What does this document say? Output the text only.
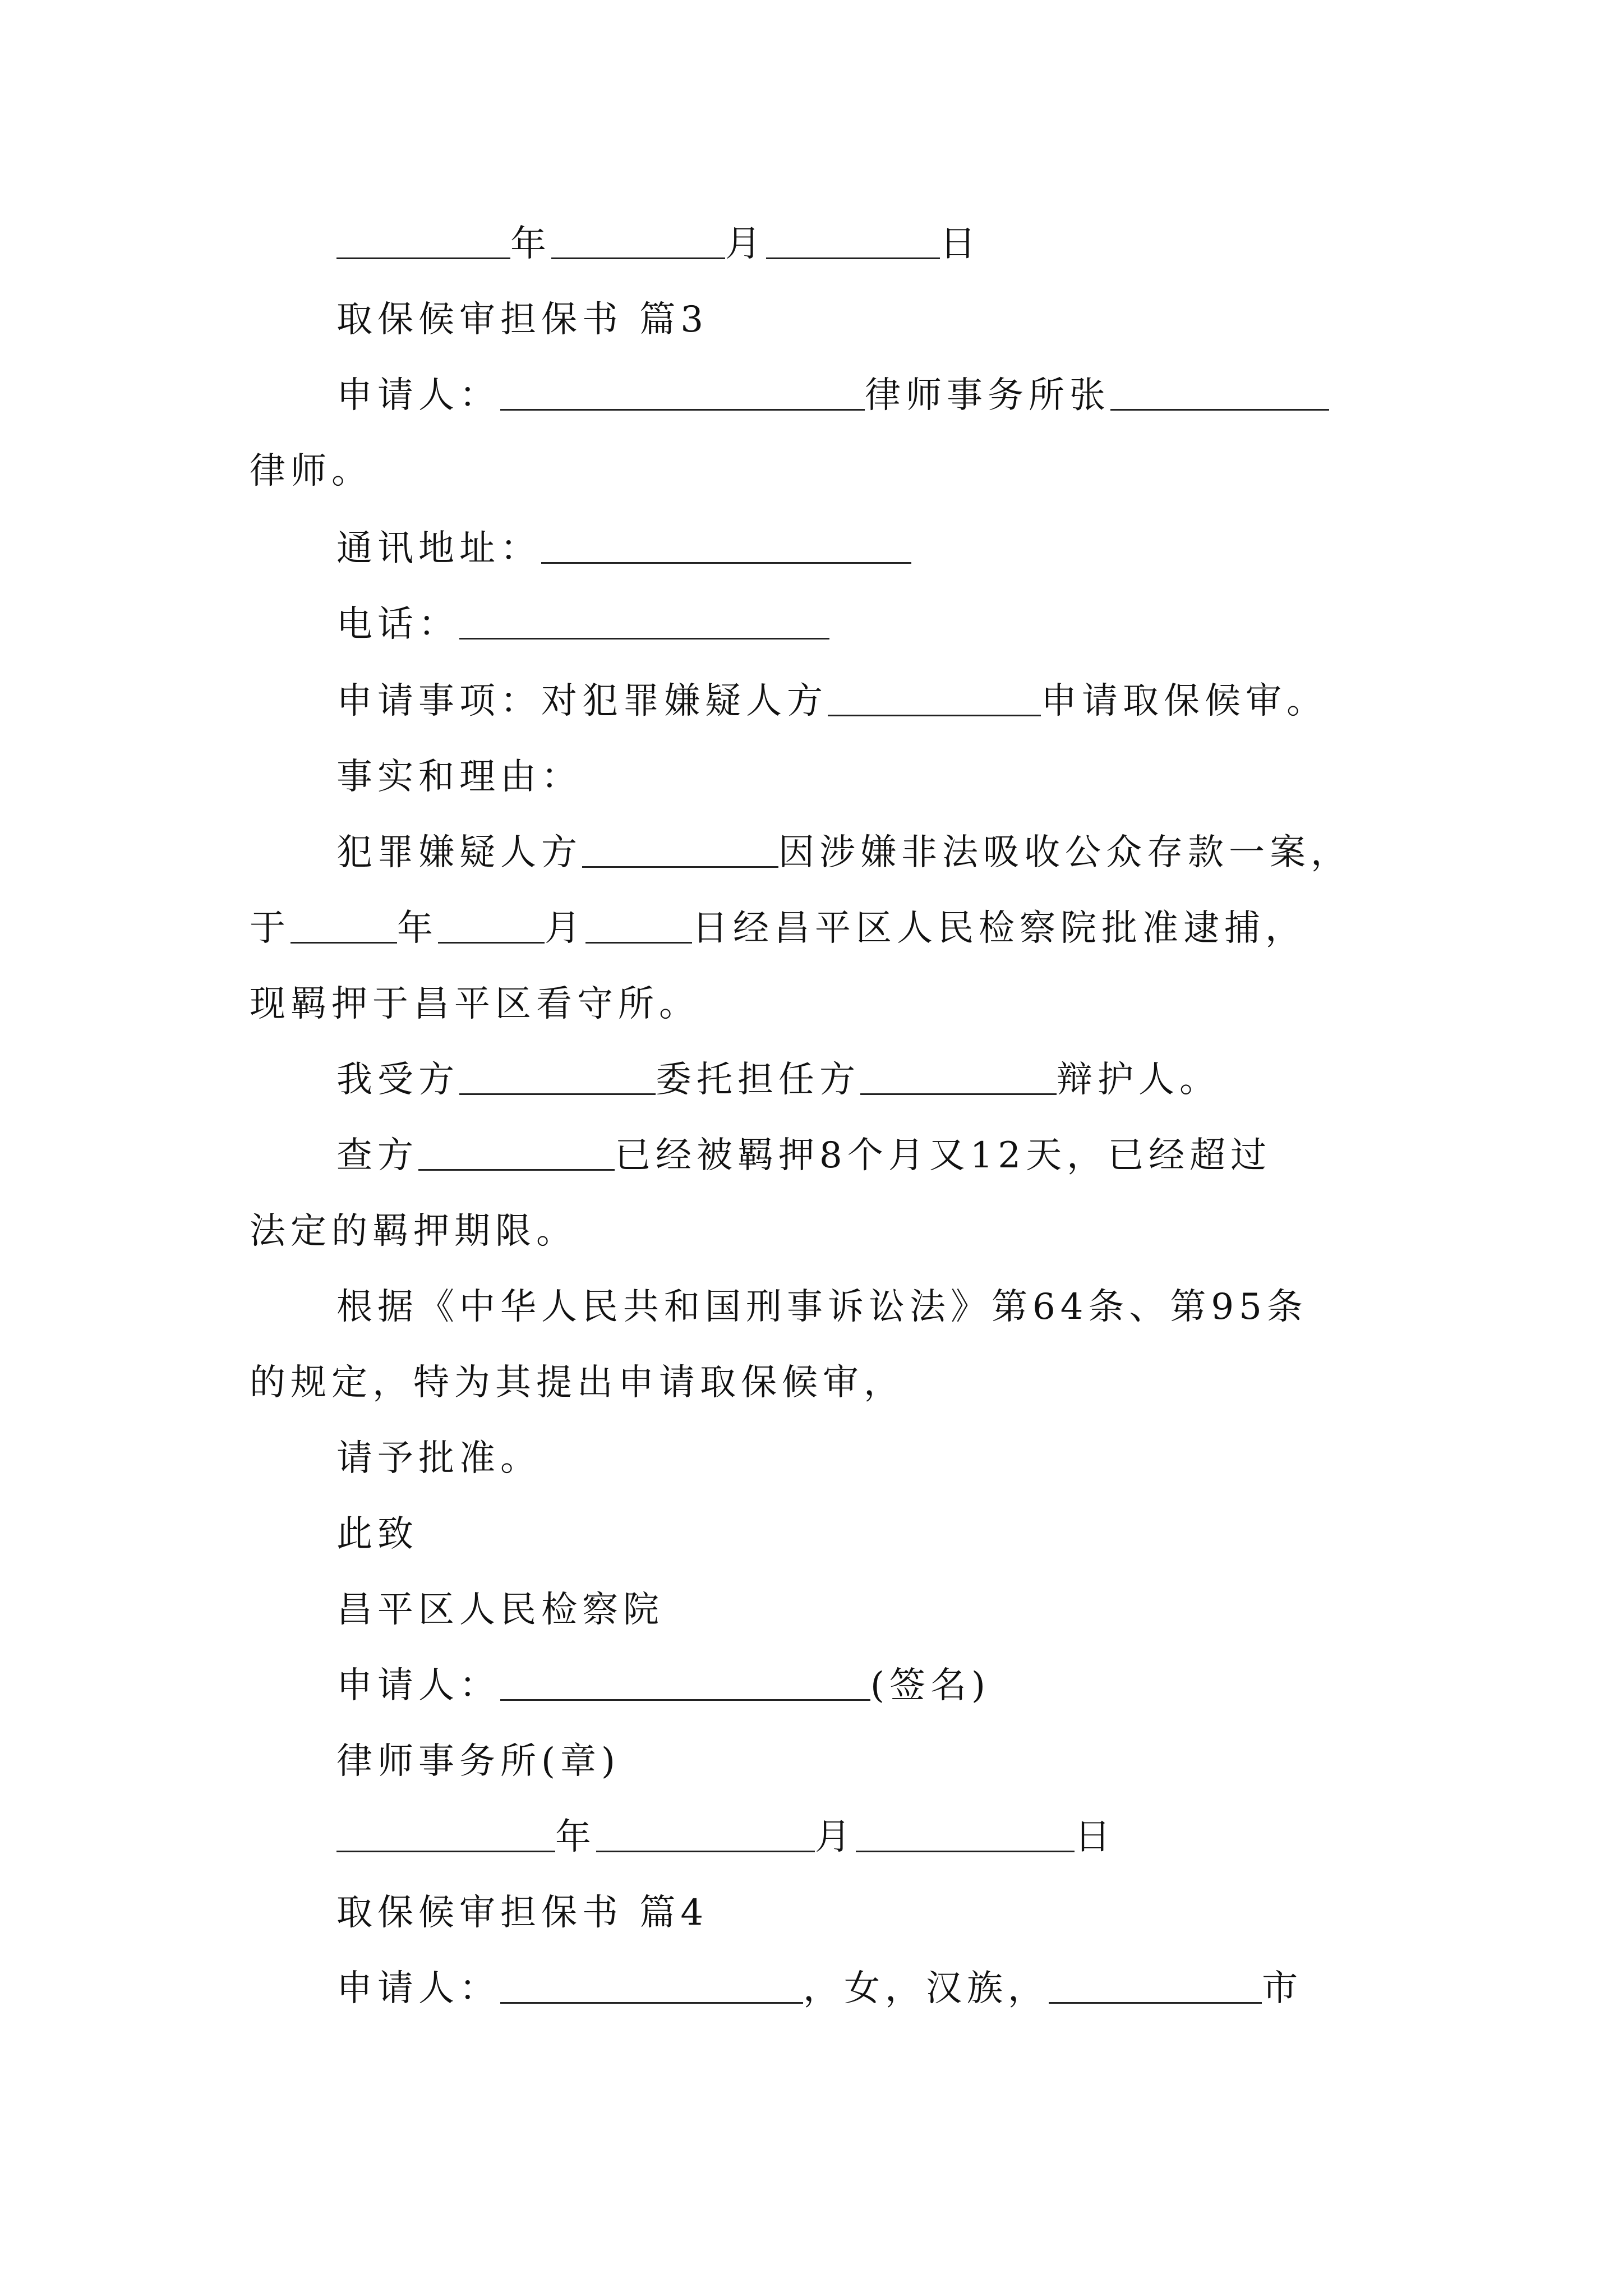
年	月	日
取保候审担保书 篇3
申请人：	律师事务所张
律师。
通讯地址：
电话：
申请事项：对犯罪嫌疑人方	申请取保候审。
事实和理由：
犯罪嫌疑人方	因涉嫌非法吸收公众存款一案，
于	年	月	日经昌平区人民检察院批准逮捕，
现羁押于昌平区看守所。
我受方	委托担任方	辩护人。
查方	已经被羁押8个月又12天，已经超过
法定的羁押期限。
根据《中华人民共和国刑事诉讼法》第64条、第95条
的规定，特为其提出申请取保候审，
请予批准。
此致
昌平区人民检察院
申请人：	(签名)
律师事务所(章)
年	月	日
取保候审担保书 篇4
申请人：	，女，汉族，	市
*****
__SHORT PROBLEM__
From the data above, write out everything exactly except the pictures.

__EXERCISE OUTPUT__
What does this document say? Output the text only.
年	月	日
取保候审担保书 篇3
申请人：	律师事务所张
律师。
通讯地址：
电话：
申请事项：对犯罪嫌疑人方	申请取保候审。
事实和理由：
犯罪嫌疑人方	因涉嫌非法吸收公众存款一案，
于	年	月	日经昌平区人民检察院批准逮捕，
现羁押于昌平区看守所。
我受方	委托担任方	辩护人。
查方	已经被羁押8个月又12天，已经超过
法定的羁押期限。
根据《中华人民共和国刑事诉讼法》第64条、第95条
的规定，特为其提出申请取保候审，
请予批准。
此致
昌平区人民检察院
申请人：	(签名)
律师事务所(章)
年	月	日
取保候审担保书 篇4
申请人：	，女，汉族，	市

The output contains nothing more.